◆ **Request**
Output nothing but the number of lines that include the word "基因型分别为".

◆ **Provided entries**

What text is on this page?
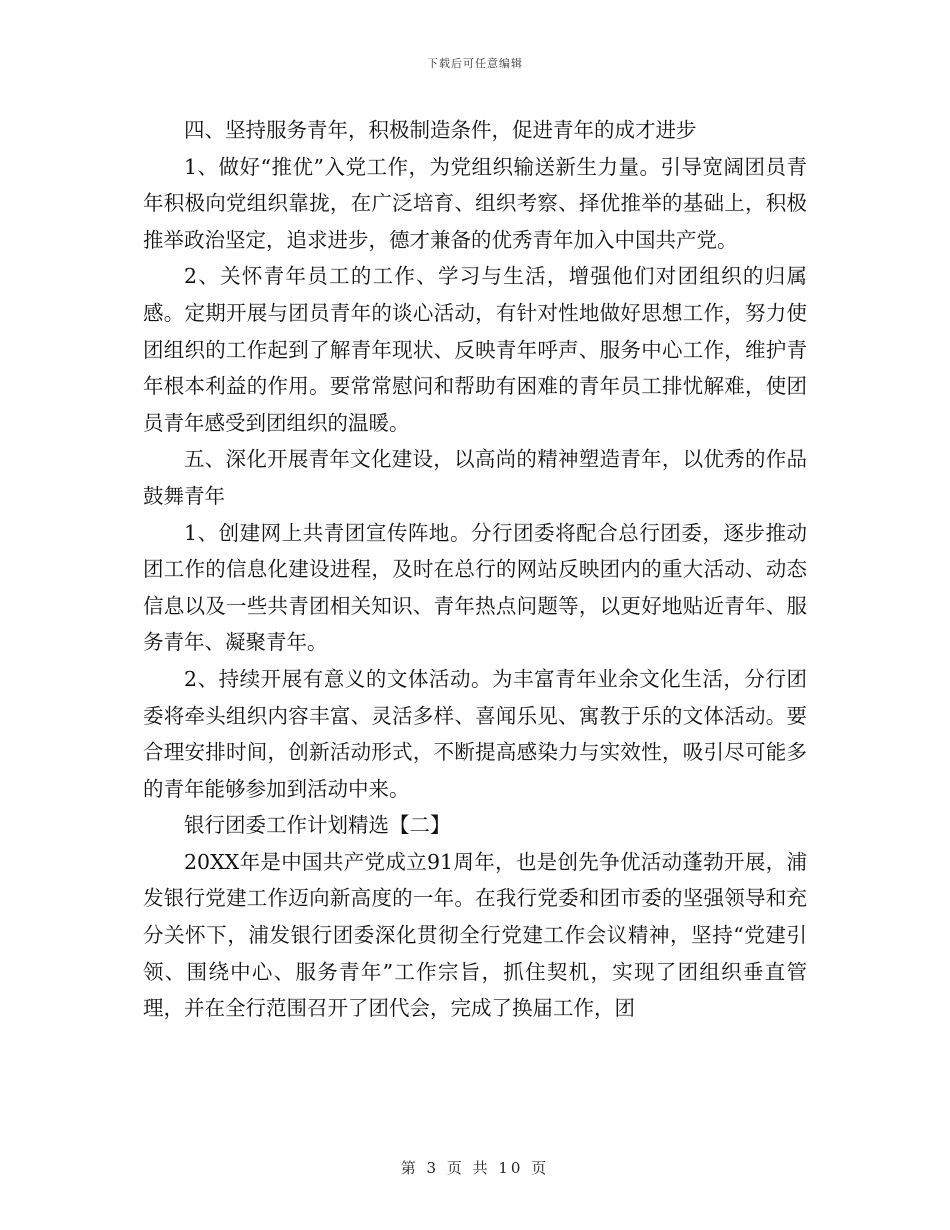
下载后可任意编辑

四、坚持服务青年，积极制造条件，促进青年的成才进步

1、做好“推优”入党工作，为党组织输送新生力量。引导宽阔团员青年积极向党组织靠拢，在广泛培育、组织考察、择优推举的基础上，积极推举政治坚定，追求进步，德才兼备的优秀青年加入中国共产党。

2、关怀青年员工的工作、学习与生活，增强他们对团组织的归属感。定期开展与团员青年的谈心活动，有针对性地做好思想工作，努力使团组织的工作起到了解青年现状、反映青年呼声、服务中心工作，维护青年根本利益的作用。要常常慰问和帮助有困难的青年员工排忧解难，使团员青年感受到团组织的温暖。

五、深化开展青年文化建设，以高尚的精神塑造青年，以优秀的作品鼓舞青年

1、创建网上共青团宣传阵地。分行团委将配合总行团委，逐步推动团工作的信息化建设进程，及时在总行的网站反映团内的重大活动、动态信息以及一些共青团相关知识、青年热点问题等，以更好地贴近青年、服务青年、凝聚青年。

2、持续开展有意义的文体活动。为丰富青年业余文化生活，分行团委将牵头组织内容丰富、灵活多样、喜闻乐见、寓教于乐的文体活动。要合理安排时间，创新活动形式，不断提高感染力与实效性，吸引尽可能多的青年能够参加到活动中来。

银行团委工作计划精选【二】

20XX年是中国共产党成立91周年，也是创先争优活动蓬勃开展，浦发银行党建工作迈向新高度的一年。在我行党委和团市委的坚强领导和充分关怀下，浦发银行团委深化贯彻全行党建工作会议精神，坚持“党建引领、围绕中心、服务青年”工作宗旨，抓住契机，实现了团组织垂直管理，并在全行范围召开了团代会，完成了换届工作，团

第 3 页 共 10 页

---

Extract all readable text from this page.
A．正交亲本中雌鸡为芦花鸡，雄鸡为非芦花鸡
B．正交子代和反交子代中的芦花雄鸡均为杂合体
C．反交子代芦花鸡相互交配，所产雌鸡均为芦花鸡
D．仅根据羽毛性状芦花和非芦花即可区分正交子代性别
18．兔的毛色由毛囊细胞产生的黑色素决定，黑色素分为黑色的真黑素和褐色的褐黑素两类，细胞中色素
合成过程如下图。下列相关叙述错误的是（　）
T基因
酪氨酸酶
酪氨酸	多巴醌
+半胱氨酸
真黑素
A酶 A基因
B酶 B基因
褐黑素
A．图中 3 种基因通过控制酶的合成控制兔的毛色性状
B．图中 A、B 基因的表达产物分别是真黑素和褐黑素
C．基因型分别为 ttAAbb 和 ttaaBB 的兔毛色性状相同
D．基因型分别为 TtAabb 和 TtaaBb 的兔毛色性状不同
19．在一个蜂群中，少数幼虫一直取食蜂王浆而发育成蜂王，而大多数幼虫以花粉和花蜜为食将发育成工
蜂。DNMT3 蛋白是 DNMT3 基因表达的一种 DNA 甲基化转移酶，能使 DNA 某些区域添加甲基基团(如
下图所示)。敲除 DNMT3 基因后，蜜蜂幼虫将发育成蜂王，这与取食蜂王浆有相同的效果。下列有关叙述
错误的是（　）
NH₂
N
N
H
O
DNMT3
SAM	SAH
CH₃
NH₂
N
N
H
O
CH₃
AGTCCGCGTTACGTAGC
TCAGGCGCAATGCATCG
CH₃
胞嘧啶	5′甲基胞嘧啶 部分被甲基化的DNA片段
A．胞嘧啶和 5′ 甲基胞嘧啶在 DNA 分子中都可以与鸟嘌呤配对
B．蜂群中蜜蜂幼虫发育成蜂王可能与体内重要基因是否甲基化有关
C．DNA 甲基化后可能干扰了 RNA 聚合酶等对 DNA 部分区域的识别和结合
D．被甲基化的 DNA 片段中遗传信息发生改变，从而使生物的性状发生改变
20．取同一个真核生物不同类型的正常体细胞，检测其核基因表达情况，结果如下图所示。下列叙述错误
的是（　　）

◆ **Expected answer**
2